REQUIREMENTS:
Transcribe every line of the listing below without any deviation.

[Stored records]
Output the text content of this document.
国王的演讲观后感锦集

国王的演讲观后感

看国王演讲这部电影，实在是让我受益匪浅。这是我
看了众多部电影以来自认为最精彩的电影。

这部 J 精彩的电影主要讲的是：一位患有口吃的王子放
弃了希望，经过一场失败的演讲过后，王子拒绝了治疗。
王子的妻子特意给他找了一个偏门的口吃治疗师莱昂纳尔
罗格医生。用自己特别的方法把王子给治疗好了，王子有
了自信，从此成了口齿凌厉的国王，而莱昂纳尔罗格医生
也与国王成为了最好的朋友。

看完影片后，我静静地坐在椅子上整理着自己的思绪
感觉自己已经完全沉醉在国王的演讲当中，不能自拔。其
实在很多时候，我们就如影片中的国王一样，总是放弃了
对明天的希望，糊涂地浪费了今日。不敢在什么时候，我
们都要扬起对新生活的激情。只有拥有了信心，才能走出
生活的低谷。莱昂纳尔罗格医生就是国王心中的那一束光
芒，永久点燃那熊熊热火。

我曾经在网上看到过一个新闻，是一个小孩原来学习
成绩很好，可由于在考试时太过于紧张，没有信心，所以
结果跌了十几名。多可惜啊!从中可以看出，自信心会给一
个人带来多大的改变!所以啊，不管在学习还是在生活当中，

ANSWER:
Output the text content of this document.
国王的演讲观后感锦集

国王的演讲观后感

看国王演讲这部电影，实在是让我受益匪浅。这是我
看了众多部电影以来自认为最精彩的电影。

这部 J 精彩的电影主要讲的是：一位患有口吃的王子放
弃了希望，经过一场失败的演讲过后，王子拒绝了治疗。
王子的妻子特意给他找了一个偏门的口吃治疗师莱昂纳尔
罗格医生。用自己特别的方法把王子给治疗好了，王子有
了自信，从此成了口齿凌厉的国王，而莱昂纳尔罗格医生
也与国王成为了最好的朋友。

看完影片后，我静静地坐在椅子上整理着自己的思绪
感觉自己已经完全沉醉在国王的演讲当中，不能自拔。其
实在很多时候，我们就如影片中的国王一样，总是放弃了
对明天的希望，糊涂地浪费了今日。不敢在什么时候，我
们都要扬起对新生活的激情。只有拥有了信心，才能走出
生活的低谷。莱昂纳尔罗格医生就是国王心中的那一束光
芒，永久点燃那熊熊热火。

我曾经在网上看到过一个新闻，是一个小孩原来学习
成绩很好，可由于在考试时太过于紧张，没有信心，所以
结果跌了十几名。多可惜啊!从中可以看出，自信心会给一
个人带来多大的改变!所以啊，不管在学习还是在生活当中，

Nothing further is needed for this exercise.